- _STATED GOAL_
Select all lines in the records that include "nothing".

------------------------------------------------------------

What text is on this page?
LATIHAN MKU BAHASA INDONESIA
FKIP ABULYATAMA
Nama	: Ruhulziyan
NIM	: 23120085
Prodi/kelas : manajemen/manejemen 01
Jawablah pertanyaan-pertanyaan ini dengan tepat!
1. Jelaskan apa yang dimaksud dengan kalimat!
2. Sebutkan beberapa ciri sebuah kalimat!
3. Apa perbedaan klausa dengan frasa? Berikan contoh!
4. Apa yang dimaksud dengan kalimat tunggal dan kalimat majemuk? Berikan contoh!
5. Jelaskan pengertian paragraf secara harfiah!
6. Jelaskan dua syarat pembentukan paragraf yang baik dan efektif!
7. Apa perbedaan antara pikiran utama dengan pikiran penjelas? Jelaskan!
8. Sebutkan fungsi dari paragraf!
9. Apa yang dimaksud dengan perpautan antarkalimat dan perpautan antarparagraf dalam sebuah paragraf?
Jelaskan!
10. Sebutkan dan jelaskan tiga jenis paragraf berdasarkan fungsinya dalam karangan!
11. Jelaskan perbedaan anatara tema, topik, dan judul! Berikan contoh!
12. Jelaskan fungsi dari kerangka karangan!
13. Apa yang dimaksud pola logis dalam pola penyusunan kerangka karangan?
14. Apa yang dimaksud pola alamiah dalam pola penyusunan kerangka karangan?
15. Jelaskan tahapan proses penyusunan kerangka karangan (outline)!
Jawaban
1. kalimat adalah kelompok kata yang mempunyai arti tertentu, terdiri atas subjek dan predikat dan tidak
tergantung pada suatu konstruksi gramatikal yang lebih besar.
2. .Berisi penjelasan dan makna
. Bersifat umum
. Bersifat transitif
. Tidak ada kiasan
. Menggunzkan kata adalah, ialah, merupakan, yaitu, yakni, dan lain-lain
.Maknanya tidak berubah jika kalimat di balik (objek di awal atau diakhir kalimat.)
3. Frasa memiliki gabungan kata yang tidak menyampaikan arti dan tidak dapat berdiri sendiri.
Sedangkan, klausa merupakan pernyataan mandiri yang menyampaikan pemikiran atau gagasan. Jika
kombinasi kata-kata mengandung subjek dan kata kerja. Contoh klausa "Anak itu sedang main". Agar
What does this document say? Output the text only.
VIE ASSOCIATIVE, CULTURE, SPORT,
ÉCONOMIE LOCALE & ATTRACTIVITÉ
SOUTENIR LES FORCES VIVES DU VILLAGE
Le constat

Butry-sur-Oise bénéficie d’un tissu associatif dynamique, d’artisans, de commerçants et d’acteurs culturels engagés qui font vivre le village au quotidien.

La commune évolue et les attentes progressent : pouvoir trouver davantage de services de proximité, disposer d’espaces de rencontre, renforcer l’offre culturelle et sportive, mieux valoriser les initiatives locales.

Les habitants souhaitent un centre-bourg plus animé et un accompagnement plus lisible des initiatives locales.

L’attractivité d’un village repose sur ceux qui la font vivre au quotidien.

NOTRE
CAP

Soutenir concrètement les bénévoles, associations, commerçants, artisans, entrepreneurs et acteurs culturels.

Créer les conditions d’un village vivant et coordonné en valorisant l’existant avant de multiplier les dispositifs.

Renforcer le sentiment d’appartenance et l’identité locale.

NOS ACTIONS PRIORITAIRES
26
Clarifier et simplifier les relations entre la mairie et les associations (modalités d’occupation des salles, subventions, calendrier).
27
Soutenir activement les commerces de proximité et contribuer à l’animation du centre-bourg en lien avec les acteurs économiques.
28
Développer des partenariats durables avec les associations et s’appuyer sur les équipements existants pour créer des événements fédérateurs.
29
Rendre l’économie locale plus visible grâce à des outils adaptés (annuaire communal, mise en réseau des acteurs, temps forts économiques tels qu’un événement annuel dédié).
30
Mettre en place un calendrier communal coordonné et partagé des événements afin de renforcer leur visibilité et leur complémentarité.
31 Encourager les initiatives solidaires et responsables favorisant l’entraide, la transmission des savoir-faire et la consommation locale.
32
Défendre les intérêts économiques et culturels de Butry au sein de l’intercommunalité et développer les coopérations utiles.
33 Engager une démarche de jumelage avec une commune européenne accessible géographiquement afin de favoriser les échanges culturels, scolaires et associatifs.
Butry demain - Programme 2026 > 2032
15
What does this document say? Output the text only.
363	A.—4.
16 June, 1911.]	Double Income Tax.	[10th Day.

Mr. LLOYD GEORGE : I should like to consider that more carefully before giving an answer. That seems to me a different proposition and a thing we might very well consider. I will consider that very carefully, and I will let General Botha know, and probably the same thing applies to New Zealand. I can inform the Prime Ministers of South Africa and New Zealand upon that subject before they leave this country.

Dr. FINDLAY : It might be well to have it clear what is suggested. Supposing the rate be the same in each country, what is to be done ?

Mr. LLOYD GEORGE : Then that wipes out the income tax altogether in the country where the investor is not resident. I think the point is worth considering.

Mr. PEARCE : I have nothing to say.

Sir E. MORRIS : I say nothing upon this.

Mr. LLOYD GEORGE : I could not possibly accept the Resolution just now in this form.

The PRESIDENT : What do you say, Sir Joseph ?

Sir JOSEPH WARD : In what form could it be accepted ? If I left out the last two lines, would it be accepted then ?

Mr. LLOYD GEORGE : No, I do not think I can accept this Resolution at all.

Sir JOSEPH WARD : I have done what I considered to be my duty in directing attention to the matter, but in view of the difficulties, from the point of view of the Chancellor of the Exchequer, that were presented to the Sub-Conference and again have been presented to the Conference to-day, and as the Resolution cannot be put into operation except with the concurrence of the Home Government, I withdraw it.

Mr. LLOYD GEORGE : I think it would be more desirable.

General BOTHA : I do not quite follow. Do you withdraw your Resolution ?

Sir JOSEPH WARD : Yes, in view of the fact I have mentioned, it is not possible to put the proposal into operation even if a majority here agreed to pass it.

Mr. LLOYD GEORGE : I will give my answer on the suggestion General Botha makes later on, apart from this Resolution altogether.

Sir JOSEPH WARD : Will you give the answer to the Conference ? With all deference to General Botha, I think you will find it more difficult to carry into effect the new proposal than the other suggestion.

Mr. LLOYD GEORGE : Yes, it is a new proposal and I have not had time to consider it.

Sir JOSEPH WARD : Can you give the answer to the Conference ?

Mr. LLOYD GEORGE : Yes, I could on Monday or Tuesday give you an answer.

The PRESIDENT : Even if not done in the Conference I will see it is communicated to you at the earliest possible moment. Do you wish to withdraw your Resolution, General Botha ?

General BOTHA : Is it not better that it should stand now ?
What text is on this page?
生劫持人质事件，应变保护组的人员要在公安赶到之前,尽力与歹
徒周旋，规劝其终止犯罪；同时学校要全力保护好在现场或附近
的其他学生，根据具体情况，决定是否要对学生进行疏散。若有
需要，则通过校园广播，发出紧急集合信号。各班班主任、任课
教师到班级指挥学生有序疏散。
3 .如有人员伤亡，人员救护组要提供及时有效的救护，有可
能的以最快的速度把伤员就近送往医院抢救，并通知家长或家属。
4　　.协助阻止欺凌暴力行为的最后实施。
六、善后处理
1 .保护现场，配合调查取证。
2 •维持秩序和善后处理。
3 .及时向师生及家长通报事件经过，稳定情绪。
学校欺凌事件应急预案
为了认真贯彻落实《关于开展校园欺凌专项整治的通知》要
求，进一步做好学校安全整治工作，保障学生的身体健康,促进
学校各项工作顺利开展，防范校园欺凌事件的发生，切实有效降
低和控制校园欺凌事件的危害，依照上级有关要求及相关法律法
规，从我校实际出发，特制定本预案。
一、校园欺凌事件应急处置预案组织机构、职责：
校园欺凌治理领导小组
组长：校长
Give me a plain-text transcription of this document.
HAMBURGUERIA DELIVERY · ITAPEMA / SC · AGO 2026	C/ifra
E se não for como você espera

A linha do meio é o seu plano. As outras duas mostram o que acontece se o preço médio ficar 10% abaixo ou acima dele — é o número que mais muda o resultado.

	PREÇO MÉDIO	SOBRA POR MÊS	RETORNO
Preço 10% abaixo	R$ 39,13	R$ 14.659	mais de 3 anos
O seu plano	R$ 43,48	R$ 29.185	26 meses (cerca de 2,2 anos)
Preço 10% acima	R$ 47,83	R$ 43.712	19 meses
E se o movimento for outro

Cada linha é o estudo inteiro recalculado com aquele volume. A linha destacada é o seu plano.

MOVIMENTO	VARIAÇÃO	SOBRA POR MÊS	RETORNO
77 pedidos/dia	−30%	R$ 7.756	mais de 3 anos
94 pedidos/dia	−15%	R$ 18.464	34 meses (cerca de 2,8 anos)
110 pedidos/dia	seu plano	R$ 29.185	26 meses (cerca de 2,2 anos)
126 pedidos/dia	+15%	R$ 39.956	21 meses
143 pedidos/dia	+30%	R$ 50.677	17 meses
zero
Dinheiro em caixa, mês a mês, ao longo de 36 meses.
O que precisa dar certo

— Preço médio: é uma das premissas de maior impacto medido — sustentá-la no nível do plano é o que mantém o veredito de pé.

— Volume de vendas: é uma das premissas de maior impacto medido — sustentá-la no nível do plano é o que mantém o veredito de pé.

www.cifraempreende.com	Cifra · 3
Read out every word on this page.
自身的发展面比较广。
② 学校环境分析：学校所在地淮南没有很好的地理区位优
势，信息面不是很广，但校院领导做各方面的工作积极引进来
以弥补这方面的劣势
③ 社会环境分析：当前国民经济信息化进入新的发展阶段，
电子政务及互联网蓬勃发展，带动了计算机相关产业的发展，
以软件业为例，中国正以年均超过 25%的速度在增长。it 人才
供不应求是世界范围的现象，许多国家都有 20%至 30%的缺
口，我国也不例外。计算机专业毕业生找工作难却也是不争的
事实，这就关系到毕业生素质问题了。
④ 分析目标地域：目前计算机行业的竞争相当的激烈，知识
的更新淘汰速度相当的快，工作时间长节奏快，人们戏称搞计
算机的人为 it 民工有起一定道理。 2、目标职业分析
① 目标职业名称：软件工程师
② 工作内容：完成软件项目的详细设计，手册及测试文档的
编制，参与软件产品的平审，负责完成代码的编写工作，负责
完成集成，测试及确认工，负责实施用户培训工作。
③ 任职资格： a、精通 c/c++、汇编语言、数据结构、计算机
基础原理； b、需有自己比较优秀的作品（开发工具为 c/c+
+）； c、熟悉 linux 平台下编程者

------------------------------------------------------------

- _TASK RESULT_
Mr. PEARCE : I have nothing to say.
Sir E. MORRIS : I say nothing upon this.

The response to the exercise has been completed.